-- Begin MATERIAL FOR THIS TASK --
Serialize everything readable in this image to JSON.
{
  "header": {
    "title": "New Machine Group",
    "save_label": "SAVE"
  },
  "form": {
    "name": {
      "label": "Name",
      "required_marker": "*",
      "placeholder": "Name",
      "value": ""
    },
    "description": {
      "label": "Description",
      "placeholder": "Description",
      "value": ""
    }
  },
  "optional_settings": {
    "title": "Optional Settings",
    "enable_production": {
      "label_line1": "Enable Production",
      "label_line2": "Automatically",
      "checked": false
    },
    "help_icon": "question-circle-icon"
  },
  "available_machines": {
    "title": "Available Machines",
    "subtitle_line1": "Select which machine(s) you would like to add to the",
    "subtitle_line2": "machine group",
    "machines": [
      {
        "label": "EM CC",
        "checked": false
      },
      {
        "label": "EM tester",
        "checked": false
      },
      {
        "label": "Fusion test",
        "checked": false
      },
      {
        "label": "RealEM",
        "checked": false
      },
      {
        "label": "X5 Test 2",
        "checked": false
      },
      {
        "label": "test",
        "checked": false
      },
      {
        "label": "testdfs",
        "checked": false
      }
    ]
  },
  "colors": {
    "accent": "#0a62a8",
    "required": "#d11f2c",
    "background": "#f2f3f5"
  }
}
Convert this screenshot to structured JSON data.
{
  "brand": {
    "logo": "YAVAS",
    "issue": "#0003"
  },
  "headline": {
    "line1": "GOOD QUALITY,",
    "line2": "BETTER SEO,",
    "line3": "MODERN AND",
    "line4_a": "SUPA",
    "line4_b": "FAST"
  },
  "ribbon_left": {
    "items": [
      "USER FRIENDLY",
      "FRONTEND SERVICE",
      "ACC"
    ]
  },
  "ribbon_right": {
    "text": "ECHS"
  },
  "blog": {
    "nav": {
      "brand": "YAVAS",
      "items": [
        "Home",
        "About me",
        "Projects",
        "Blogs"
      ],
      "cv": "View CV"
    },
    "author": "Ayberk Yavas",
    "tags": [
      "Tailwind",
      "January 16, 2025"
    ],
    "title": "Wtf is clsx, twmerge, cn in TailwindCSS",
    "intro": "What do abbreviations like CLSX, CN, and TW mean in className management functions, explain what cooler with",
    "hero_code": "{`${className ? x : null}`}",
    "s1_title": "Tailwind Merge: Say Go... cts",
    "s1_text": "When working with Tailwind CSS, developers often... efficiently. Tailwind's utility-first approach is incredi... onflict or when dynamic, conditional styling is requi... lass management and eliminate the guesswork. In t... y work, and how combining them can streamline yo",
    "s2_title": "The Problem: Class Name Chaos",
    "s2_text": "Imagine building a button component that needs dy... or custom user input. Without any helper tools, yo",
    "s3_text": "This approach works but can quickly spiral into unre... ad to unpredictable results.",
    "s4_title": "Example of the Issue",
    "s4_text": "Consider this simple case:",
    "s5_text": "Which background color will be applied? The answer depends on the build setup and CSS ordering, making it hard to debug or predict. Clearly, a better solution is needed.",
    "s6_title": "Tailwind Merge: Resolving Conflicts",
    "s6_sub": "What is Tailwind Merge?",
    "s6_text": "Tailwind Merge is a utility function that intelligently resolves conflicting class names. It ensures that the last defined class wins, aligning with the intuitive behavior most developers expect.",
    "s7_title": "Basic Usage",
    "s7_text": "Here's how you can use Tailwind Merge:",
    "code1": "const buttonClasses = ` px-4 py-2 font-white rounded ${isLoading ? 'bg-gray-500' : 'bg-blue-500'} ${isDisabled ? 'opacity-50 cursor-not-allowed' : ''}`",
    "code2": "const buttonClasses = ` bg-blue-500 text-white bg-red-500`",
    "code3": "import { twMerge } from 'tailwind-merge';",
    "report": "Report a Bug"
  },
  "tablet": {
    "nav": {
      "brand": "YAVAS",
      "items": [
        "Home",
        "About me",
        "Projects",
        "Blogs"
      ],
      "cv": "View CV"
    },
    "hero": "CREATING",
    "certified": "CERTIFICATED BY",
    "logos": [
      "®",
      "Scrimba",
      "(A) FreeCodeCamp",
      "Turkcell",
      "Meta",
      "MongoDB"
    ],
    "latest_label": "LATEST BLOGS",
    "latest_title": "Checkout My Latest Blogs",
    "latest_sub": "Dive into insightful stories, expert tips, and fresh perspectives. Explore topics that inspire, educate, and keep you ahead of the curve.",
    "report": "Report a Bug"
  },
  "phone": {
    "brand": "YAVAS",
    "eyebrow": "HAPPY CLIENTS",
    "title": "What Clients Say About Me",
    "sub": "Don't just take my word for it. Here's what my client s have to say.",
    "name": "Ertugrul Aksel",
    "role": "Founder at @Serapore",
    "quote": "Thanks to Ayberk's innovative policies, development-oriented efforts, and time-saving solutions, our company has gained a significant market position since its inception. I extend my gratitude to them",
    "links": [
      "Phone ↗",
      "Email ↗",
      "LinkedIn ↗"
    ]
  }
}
-- End MATERIAL FOR THIS TASK --
▶ WHAT THE TASK ASKS
Restate each record word for word.

▶ TASK ANSWER
Serialize everything readable in this image to JSON.
{
  "header": {
    "title": "New Machine Group",
    "save_label": "SAVE"
  },
  "form": {
    "name": {
      "label": "Name",
      "required_marker": "*",
      "placeholder": "Name",
      "value": ""
    },
    "description": {
      "label": "Description",
      "placeholder": "Description",
      "value": ""
    }
  },
  "optional_settings": {
    "title": "Optional Settings",
    "enable_production": {
      "label_line1": "Enable Production",
      "label_line2": "Automatically",
      "checked": false
    },
    "help_icon": "question-circle-icon"
  },
  "available_machines": {
    "title": "Available Machines",
    "subtitle_line1": "Select which machine(s) you would like to add to the",
    "subtitle_line2": "machine group",
    "machines": [
      {
        "label": "EM CC",
        "checked": false
      },
      {
        "label": "EM tester",
        "checked": false
      },
      {
        "label": "Fusion test",
        "checked": false
      },
      {
        "label": "RealEM",
        "checked": false
      },
      {
        "label": "X5 Test 2",
        "checked": false
      },
      {
        "label": "test",
        "checked": false
      },
      {
        "label": "testdfs",
        "checked": false
      }
    ]
  },
  "colors": {
    "accent": "#0a62a8",
    "required": "#d11f2c",
    "background": "#f2f3f5"
  }
}
Convert this screenshot to structured JSON data.
{
  "brand": {
    "logo": "YAVAS",
    "issue": "#0003"
  },
  "headline": {
    "line1": "GOOD QUALITY,",
    "line2": "BETTER SEO,",
    "line3": "MODERN AND",
    "line4_a": "SUPA",
    "line4_b": "FAST"
  },
  "ribbon_left": {
    "items": [
      "USER FRIENDLY",
      "FRONTEND SERVICE",
      "ACC"
    ]
  },
  "ribbon_right": {
    "text": "ECHS"
  },
  "blog": {
    "nav": {
      "brand": "YAVAS",
      "items": [
        "Home",
        "About me",
        "Projects",
        "Blogs"
      ],
      "cv": "View CV"
    },
    "author": "Ayberk Yavas",
    "tags": [
      "Tailwind",
      "January 16, 2025"
    ],
    "title": "Wtf is clsx, twmerge, cn in TailwindCSS",
    "intro": "What do abbreviations like CLSX, CN, and TW mean in className management functions, explain what cooler with",
    "hero_code": "{`${className ? x : null}`}",
    "s1_title": "Tailwind Merge: Say Go... cts",
    "s1_text": "When working with Tailwind CSS, developers often... efficiently. Tailwind's utility-first approach is incredi... onflict or when dynamic, conditional styling is requi... lass management and eliminate the guesswork. In t... y work, and how combining them can streamline yo",
    "s2_title": "The Problem: Class Name Chaos",
    "s2_text": "Imagine building a button component that needs dy... or custom user input. Without any helper tools, yo",
    "s3_text": "This approach works but can quickly spiral into unre... ad to unpredictable results.",
    "s4_title": "Example of the Issue",
    "s4_text": "Consider this simple case:",
    "s5_text": "Which background color will be applied? The answer depends on the build setup and CSS ordering, making it hard to debug or predict. Clearly, a better solution is needed.",
    "s6_title": "Tailwind Merge: Resolving Conflicts",
    "s6_sub": "What is Tailwind Merge?",
    "s6_text": "Tailwind Merge is a utility function that intelligently resolves conflicting class names. It ensures that the last defined class wins, aligning with the intuitive behavior most developers expect.",
    "s7_title": "Basic Usage",
    "s7_text": "Here's how you can use Tailwind Merge:",
    "code1": "const buttonClasses = ` px-4 py-2 font-white rounded ${isLoading ? 'bg-gray-500' : 'bg-blue-500'} ${isDisabled ? 'opacity-50 cursor-not-allowed' : ''}`",
    "code2": "const buttonClasses = ` bg-blue-500 text-white bg-red-500`",
    "code3": "import { twMerge } from 'tailwind-merge';",
    "report": "Report a Bug"
  },
  "tablet": {
    "nav": {
      "brand": "YAVAS",
      "items": [
        "Home",
        "About me",
        "Projects",
        "Blogs"
      ],
      "cv": "View CV"
    },
    "hero": "CREATING",
    "certified": "CERTIFICATED BY",
    "logos": [
      "®",
      "Scrimba",
      "(A) FreeCodeCamp",
      "Turkcell",
      "Meta",
      "MongoDB"
    ],
    "latest_label": "LATEST BLOGS",
    "latest_title": "Checkout My Latest Blogs",
    "latest_sub": "Dive into insightful stories, expert tips, and fresh perspectives. Explore topics that inspire, educate, and keep you ahead of the curve.",
    "report": "Report a Bug"
  },
  "phone": {
    "brand": "YAVAS",
    "eyebrow": "HAPPY CLIENTS",
    "title": "What Clients Say About Me",
    "sub": "Don't just take my word for it. Here's what my client s have to say.",
    "name": "Ertugrul Aksel",
    "role": "Founder at @Serapore",
    "quote": "Thanks to Ayberk's innovative policies, development-oriented efforts, and time-saving solutions, our company has gained a significant market position since its inception. I extend my gratitude to them",
    "links": [
      "Phone ↗",
      "Email ↗",
      "LinkedIn ↗"
    ]
  }
}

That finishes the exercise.